Challenge: Extract all lines that hold "waar" from the records below.

Input material:
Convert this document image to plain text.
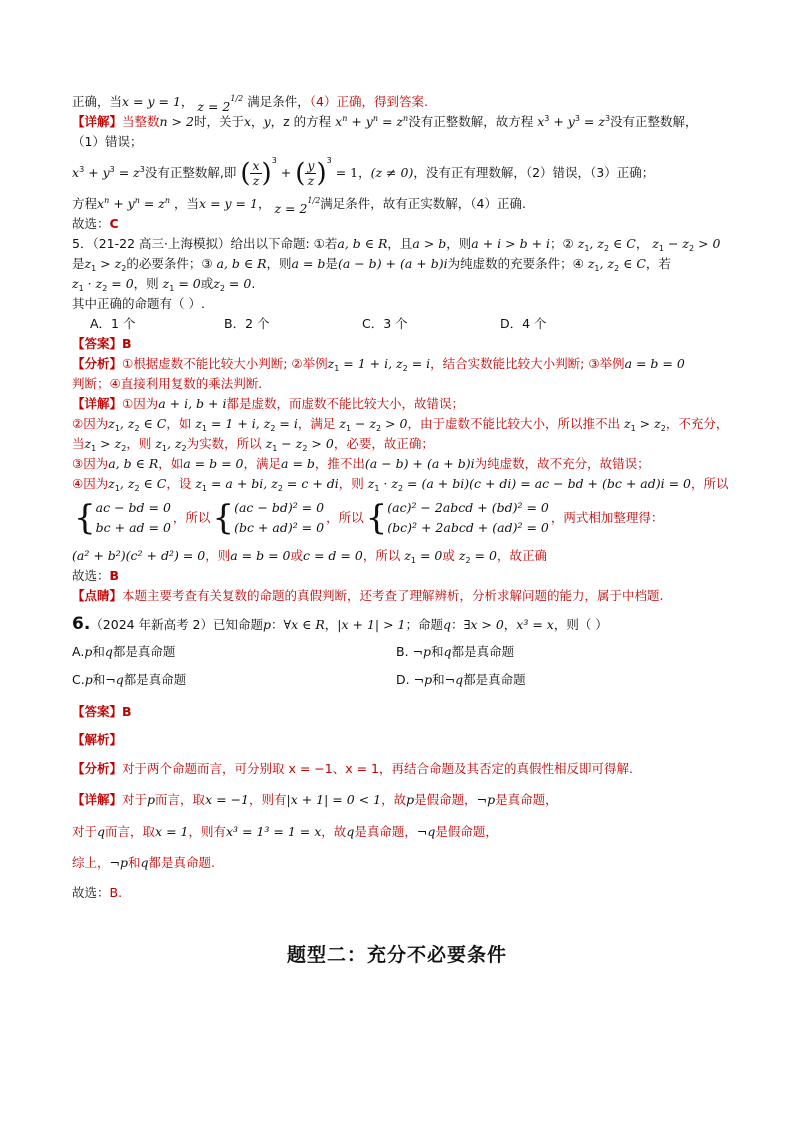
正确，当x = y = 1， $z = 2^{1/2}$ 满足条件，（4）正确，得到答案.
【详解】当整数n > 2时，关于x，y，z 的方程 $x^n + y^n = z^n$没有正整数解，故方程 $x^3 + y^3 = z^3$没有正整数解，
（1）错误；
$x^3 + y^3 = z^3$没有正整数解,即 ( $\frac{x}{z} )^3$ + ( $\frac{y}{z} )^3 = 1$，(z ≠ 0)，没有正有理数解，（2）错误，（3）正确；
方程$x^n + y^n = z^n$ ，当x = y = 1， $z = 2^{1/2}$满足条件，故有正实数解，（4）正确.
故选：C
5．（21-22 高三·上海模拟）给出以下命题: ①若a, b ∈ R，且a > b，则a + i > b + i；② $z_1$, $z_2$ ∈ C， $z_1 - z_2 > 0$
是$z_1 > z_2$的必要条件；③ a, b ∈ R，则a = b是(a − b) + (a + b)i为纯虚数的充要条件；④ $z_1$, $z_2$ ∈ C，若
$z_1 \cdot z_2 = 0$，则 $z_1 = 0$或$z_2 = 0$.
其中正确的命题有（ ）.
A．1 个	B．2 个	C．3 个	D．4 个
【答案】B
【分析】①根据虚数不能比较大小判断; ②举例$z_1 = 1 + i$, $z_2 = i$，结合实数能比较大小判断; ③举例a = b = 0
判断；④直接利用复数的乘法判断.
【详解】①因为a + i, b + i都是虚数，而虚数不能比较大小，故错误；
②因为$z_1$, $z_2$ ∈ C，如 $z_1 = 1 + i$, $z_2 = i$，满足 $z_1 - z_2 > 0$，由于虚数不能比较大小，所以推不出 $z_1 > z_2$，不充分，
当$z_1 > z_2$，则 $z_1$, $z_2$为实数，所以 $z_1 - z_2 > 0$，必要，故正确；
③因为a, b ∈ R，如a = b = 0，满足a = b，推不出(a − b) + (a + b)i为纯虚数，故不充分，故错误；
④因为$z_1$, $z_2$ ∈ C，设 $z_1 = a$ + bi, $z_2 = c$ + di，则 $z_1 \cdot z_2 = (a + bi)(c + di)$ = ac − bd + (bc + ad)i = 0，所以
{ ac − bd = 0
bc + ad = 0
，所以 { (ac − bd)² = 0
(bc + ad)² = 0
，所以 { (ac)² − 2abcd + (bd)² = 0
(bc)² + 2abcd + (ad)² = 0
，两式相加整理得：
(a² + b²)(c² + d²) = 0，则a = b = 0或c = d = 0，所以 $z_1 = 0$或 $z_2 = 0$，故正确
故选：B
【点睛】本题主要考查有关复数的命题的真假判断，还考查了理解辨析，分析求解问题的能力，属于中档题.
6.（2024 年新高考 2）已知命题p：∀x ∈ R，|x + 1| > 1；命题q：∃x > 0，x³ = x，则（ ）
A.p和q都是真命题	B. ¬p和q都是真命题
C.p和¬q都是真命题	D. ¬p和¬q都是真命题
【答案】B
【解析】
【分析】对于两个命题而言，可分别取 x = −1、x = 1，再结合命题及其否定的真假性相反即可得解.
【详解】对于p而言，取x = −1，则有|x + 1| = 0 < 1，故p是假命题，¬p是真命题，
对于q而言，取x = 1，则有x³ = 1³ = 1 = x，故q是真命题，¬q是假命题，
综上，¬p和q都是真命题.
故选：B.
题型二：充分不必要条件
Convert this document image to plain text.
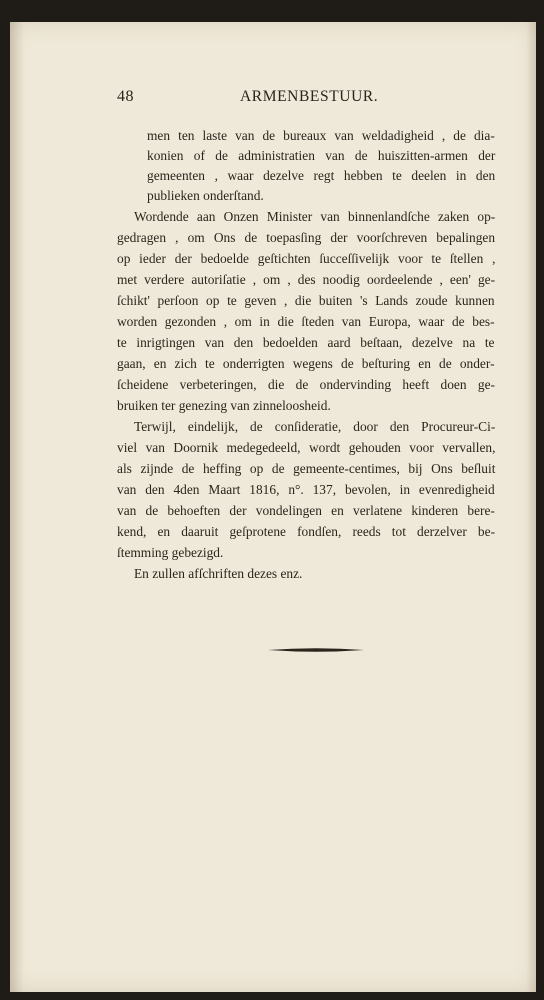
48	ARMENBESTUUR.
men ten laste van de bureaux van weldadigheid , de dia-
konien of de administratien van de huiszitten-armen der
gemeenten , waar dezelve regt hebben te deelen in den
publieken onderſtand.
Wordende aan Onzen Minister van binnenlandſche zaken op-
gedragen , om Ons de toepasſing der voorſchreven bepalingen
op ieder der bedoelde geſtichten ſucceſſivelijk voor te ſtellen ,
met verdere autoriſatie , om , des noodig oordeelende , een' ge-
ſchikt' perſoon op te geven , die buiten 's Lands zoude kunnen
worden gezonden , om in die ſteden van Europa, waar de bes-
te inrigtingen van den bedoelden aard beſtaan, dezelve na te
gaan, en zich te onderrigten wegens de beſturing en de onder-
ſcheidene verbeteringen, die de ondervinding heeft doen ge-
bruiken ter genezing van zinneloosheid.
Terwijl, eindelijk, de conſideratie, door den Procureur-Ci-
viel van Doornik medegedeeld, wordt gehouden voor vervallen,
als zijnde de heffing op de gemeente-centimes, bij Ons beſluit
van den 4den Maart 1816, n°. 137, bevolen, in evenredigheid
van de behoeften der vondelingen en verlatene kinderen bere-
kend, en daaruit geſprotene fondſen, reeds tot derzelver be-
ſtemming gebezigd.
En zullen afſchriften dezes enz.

Answer for this exercise:
gemeenten , waar dezelve regt hebben te deelen in den
worden gezonden , om in die ſteden van Europa, waar de bes-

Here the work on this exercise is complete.